**WHAT IS EXPECTED**
Reproduce each line bearing the word "Altan".

[Collected data]
>>
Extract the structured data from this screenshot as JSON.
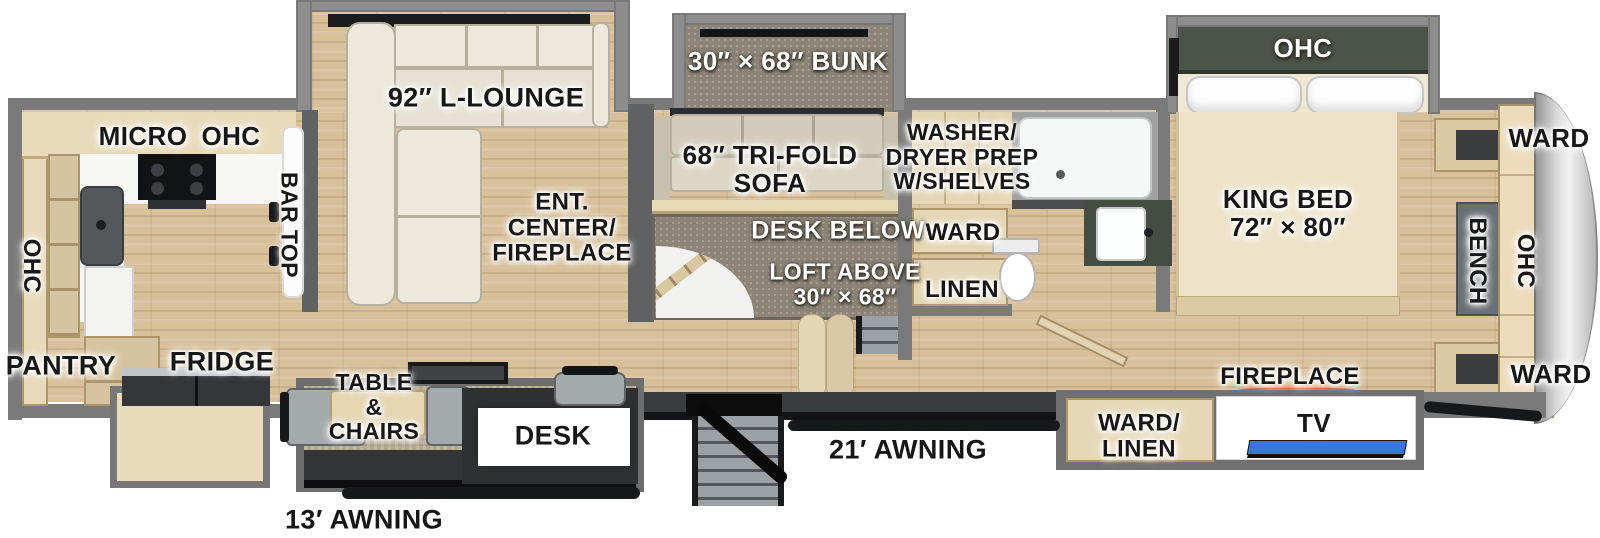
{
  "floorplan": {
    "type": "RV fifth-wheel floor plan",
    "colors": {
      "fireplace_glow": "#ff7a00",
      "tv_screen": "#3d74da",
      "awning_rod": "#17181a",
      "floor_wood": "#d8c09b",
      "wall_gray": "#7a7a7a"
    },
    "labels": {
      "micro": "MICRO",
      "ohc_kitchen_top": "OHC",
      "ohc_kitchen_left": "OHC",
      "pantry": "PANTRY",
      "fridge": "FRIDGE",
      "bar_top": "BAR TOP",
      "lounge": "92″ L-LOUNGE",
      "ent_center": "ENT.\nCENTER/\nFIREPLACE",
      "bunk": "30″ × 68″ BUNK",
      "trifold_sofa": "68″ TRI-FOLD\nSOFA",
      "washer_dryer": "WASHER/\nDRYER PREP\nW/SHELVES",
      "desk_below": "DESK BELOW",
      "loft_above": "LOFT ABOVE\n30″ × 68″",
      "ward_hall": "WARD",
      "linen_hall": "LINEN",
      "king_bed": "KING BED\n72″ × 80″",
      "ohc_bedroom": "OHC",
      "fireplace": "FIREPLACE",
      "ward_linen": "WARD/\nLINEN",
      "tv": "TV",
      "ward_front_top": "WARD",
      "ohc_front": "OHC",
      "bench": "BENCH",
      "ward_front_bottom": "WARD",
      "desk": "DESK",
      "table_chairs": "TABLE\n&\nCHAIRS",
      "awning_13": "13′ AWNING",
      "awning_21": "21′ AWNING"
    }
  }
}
<<
>>
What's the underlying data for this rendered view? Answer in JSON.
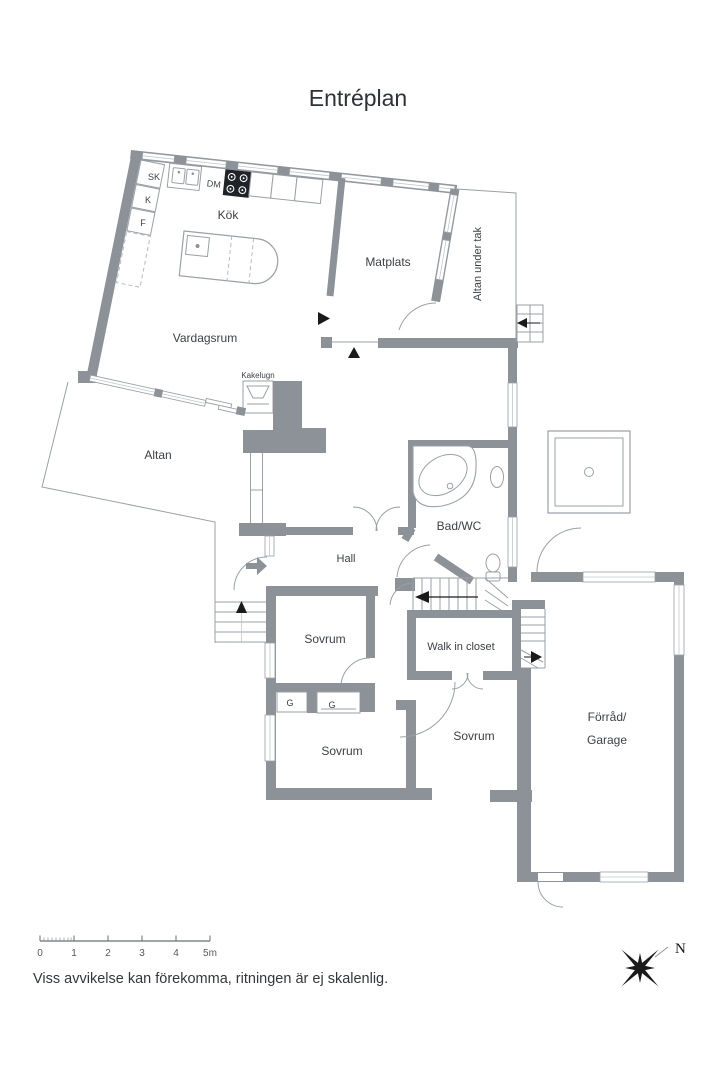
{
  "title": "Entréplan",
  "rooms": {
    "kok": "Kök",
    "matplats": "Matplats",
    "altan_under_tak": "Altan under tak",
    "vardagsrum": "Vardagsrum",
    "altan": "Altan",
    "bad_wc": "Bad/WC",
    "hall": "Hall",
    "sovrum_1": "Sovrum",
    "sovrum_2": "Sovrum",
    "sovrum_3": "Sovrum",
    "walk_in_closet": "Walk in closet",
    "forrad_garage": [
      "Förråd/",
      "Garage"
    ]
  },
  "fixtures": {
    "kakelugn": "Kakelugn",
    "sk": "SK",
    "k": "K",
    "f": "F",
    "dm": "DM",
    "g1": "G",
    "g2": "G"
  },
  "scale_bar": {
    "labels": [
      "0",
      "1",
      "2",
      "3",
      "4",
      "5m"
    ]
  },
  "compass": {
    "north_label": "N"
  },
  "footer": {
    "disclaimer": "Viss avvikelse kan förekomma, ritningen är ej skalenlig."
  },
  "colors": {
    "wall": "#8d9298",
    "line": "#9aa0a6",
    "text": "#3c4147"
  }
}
<<
**ANSWER TO THE EXERCISE**
    "altan_under_tak": "Altan under tak",
    "altan": "Altan",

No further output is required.